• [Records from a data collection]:
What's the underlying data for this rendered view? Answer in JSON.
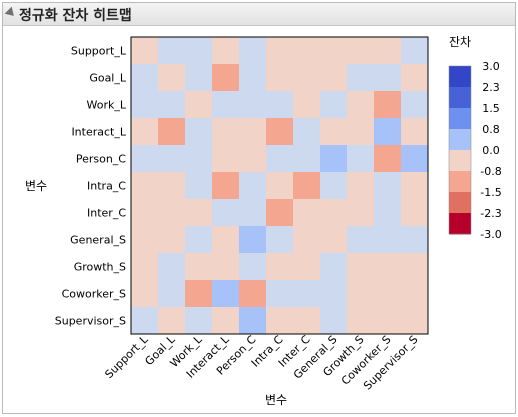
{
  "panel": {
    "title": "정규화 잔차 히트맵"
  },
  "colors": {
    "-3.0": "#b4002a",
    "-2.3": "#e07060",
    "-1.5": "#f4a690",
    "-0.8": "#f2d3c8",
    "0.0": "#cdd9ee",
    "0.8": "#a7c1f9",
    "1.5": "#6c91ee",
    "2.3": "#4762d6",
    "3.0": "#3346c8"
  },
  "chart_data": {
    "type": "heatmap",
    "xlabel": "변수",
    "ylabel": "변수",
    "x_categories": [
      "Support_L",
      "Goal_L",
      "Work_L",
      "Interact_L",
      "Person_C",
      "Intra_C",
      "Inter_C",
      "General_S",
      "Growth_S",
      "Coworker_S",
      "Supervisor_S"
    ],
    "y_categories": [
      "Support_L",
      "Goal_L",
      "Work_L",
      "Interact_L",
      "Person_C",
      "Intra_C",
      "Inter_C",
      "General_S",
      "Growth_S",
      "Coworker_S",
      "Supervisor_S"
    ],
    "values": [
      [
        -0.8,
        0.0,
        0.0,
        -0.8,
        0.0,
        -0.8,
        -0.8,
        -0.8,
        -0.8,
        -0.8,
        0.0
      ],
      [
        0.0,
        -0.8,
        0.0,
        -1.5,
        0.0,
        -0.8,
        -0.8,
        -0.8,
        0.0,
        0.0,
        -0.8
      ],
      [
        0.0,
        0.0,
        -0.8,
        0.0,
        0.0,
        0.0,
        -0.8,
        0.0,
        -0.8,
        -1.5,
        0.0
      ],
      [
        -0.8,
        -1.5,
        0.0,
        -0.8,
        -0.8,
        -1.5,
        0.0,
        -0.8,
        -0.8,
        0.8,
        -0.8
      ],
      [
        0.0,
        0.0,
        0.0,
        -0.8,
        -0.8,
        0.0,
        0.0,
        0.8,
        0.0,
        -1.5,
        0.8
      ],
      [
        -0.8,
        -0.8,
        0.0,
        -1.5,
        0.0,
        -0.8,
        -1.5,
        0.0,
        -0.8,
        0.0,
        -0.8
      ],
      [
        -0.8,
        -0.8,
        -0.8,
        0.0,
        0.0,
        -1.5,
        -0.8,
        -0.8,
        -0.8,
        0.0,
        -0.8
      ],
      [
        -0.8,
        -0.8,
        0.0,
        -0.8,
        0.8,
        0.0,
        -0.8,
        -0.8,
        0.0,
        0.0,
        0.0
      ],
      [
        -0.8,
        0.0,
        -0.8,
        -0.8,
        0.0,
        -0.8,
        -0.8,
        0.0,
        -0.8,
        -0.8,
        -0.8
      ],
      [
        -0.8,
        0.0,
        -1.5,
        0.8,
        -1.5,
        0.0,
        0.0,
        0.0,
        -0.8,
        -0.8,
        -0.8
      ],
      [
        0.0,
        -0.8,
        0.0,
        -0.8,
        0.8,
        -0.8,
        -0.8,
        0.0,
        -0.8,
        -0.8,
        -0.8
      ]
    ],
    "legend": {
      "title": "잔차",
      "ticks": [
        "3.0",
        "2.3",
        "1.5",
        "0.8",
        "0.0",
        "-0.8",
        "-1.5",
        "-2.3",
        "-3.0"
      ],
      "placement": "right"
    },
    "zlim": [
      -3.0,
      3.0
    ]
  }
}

• [GIVEN REQUEST]:
Give the data above again in full and unchanged, skipping the pictures.

• [WRITTEN ANSWER]:
What's the underlying data for this rendered view? Answer in JSON.
{
  "panel": {
    "title": "정규화 잔차 히트맵"
  },
  "colors": {
    "-3.0": "#b4002a",
    "-2.3": "#e07060",
    "-1.5": "#f4a690",
    "-0.8": "#f2d3c8",
    "0.0": "#cdd9ee",
    "0.8": "#a7c1f9",
    "1.5": "#6c91ee",
    "2.3": "#4762d6",
    "3.0": "#3346c8"
  },
  "chart_data": {
    "type": "heatmap",
    "xlabel": "변수",
    "ylabel": "변수",
    "x_categories": [
      "Support_L",
      "Goal_L",
      "Work_L",
      "Interact_L",
      "Person_C",
      "Intra_C",
      "Inter_C",
      "General_S",
      "Growth_S",
      "Coworker_S",
      "Supervisor_S"
    ],
    "y_categories": [
      "Support_L",
      "Goal_L",
      "Work_L",
      "Interact_L",
      "Person_C",
      "Intra_C",
      "Inter_C",
      "General_S",
      "Growth_S",
      "Coworker_S",
      "Supervisor_S"
    ],
    "values": [
      [
        -0.8,
        0.0,
        0.0,
        -0.8,
        0.0,
        -0.8,
        -0.8,
        -0.8,
        -0.8,
        -0.8,
        0.0
      ],
      [
        0.0,
        -0.8,
        0.0,
        -1.5,
        0.0,
        -0.8,
        -0.8,
        -0.8,
        0.0,
        0.0,
        -0.8
      ],
      [
        0.0,
        0.0,
        -0.8,
        0.0,
        0.0,
        0.0,
        -0.8,
        0.0,
        -0.8,
        -1.5,
        0.0
      ],
      [
        -0.8,
        -1.5,
        0.0,
        -0.8,
        -0.8,
        -1.5,
        0.0,
        -0.8,
        -0.8,
        0.8,
        -0.8
      ],
      [
        0.0,
        0.0,
        0.0,
        -0.8,
        -0.8,
        0.0,
        0.0,
        0.8,
        0.0,
        -1.5,
        0.8
      ],
      [
        -0.8,
        -0.8,
        0.0,
        -1.5,
        0.0,
        -0.8,
        -1.5,
        0.0,
        -0.8,
        0.0,
        -0.8
      ],
      [
        -0.8,
        -0.8,
        -0.8,
        0.0,
        0.0,
        -1.5,
        -0.8,
        -0.8,
        -0.8,
        0.0,
        -0.8
      ],
      [
        -0.8,
        -0.8,
        0.0,
        -0.8,
        0.8,
        0.0,
        -0.8,
        -0.8,
        0.0,
        0.0,
        0.0
      ],
      [
        -0.8,
        0.0,
        -0.8,
        -0.8,
        0.0,
        -0.8,
        -0.8,
        0.0,
        -0.8,
        -0.8,
        -0.8
      ],
      [
        -0.8,
        0.0,
        -1.5,
        0.8,
        -1.5,
        0.0,
        0.0,
        0.0,
        -0.8,
        -0.8,
        -0.8
      ],
      [
        0.0,
        -0.8,
        0.0,
        -0.8,
        0.8,
        -0.8,
        -0.8,
        0.0,
        -0.8,
        -0.8,
        -0.8
      ]
    ],
    "legend": {
      "title": "잔차",
      "ticks": [
        "3.0",
        "2.3",
        "1.5",
        "0.8",
        "0.0",
        "-0.8",
        "-1.5",
        "-2.3",
        "-3.0"
      ],
      "placement": "right"
    },
    "zlim": [
      -3.0,
      3.0
    ]
  }
}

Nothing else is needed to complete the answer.